TO BE DONE: Identify each line in the records below that contains the word "Message", and copy it.

DATA FOR THIS TASK:
-- START --

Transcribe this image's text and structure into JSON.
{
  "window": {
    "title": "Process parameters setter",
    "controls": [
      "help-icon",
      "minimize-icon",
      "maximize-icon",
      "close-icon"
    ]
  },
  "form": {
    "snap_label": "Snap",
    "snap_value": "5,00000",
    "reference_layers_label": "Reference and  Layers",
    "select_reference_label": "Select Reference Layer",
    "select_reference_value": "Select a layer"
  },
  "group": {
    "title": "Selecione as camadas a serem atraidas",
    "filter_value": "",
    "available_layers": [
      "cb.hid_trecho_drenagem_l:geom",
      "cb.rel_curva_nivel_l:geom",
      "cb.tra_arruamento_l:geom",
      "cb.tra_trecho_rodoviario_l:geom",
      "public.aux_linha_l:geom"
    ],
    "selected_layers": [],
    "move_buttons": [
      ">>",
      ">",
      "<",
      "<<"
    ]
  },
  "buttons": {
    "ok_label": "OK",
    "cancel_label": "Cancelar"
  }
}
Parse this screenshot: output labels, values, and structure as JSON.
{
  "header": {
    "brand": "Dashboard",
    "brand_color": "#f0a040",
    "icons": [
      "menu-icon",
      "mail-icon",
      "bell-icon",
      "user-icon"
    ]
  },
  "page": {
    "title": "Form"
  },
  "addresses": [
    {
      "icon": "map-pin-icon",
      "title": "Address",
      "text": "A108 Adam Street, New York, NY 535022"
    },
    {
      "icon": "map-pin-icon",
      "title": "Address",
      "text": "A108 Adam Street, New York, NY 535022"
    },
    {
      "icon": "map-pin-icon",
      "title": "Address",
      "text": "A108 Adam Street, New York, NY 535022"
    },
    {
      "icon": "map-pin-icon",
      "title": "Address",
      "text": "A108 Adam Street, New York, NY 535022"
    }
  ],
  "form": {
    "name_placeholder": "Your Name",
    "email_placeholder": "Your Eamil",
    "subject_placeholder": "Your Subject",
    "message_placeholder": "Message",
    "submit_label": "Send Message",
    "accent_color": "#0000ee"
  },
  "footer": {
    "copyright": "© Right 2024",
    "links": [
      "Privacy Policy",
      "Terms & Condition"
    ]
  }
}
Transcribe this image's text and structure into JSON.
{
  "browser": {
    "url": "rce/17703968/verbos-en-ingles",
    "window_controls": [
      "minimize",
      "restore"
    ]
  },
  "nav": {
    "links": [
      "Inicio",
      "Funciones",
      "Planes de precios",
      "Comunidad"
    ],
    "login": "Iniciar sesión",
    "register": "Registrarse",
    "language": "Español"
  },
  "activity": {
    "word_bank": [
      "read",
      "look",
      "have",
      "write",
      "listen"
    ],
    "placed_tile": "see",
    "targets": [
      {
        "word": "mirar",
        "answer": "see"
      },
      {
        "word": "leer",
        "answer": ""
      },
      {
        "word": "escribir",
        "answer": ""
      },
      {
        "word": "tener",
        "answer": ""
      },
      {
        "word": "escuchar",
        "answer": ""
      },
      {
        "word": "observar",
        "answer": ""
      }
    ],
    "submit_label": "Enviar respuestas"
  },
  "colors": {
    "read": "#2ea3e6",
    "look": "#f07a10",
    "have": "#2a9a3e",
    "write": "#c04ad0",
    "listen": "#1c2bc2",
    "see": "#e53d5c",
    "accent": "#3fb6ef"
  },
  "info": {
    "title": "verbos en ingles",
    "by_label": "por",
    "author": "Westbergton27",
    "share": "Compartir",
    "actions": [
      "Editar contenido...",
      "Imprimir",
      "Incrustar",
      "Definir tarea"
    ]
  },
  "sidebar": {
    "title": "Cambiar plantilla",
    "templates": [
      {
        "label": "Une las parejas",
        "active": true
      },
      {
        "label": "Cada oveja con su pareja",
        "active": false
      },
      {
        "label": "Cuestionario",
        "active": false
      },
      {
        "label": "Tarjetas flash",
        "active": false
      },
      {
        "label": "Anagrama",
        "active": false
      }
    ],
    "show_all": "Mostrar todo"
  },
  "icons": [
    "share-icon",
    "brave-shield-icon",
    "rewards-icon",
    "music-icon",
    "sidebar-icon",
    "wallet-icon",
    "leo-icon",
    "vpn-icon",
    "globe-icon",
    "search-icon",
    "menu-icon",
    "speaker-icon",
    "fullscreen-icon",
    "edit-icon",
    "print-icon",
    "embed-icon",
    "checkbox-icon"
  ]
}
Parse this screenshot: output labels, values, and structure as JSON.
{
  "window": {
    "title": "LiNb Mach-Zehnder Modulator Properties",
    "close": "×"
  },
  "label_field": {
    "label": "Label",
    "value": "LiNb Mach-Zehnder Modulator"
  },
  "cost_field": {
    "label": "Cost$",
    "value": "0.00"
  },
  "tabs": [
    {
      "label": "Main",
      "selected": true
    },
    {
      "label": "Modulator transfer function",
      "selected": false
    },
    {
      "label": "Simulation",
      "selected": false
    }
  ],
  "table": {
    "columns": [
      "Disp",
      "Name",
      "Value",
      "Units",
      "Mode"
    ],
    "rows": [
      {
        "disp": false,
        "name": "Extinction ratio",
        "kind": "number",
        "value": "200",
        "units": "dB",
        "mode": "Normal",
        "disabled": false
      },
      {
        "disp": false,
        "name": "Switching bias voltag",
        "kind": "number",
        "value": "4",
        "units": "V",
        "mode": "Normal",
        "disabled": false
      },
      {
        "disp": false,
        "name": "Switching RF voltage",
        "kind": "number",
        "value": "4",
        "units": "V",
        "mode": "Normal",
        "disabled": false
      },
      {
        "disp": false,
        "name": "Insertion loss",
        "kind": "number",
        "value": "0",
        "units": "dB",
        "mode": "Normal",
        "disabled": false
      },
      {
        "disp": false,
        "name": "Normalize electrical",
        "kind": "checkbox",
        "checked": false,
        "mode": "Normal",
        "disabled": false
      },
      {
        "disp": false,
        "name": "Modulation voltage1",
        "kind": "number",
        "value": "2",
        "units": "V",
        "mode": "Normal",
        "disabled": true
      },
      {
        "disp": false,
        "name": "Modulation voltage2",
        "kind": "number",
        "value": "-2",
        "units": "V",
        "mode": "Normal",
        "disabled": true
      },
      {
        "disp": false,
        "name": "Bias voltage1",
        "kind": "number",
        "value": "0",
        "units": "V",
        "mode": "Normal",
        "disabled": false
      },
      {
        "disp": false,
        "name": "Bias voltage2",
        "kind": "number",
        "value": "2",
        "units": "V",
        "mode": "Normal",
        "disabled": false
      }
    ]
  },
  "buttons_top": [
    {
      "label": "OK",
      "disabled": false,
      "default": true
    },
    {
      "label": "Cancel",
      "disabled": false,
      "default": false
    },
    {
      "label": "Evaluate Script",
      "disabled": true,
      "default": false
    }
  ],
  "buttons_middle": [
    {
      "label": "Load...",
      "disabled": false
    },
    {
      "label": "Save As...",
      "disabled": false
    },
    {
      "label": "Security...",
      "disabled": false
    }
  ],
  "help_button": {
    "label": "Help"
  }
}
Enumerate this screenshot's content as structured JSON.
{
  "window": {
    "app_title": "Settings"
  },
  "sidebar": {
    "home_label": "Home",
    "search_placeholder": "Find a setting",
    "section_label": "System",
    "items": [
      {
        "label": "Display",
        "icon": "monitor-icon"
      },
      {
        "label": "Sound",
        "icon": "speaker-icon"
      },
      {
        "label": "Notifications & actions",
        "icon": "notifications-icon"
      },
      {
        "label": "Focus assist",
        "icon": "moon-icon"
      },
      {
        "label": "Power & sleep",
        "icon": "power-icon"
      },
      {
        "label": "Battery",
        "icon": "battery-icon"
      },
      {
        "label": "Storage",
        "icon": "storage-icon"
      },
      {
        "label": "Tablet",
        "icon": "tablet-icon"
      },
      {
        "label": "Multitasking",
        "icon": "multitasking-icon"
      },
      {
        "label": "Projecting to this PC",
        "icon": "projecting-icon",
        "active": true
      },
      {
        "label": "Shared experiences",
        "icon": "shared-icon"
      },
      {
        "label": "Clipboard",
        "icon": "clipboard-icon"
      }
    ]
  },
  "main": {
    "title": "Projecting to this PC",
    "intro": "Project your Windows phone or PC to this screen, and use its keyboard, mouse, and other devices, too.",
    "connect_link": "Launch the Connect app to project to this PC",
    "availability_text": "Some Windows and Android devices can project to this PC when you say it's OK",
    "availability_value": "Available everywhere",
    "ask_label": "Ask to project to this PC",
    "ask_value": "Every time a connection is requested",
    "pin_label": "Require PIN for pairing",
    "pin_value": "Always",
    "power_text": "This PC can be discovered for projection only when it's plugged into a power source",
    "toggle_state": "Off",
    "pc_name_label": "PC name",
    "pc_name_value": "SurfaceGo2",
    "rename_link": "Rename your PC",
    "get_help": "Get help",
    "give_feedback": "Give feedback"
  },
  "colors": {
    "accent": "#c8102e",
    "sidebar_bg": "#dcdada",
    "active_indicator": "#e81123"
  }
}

-- END --

SOLVED EXERCISE:
    "message_placeholder": "Message",
    "submit_label": "Send Message",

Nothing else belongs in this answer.